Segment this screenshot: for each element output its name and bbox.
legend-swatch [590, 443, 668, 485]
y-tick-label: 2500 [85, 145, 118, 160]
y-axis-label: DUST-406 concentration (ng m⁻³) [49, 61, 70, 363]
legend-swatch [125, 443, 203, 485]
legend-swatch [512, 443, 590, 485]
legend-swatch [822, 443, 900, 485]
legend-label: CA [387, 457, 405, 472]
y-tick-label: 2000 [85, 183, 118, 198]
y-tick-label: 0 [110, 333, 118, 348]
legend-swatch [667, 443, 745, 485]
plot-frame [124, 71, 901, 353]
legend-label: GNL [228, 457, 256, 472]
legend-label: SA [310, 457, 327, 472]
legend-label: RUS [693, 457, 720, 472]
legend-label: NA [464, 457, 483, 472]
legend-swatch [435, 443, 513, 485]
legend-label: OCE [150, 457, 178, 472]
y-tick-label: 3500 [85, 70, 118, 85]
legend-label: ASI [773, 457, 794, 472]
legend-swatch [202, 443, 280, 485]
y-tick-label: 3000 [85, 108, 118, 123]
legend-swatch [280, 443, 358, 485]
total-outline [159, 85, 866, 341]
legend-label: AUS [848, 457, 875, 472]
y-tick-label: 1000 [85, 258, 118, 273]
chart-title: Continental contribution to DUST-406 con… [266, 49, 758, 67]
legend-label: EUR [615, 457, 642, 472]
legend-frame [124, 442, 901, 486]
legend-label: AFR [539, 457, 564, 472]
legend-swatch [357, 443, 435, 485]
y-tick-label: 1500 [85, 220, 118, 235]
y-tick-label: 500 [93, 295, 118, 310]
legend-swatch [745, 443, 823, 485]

◆ **Problem description**: Pull out each row above that contains the string "tick", and copy those rows in full. Matching is case-sensitive.

◆ **Expected answer**:
y-tick-label: 2500 [85, 145, 118, 160]
y-tick-label: 2000 [85, 183, 118, 198]
y-tick-label: 0 [110, 333, 118, 348]
y-tick-label: 3500 [85, 70, 118, 85]
y-tick-label: 3000 [85, 108, 118, 123]
y-tick-label: 1000 [85, 258, 118, 273]
y-tick-label: 1500 [85, 220, 118, 235]
y-tick-label: 500 [93, 295, 118, 310]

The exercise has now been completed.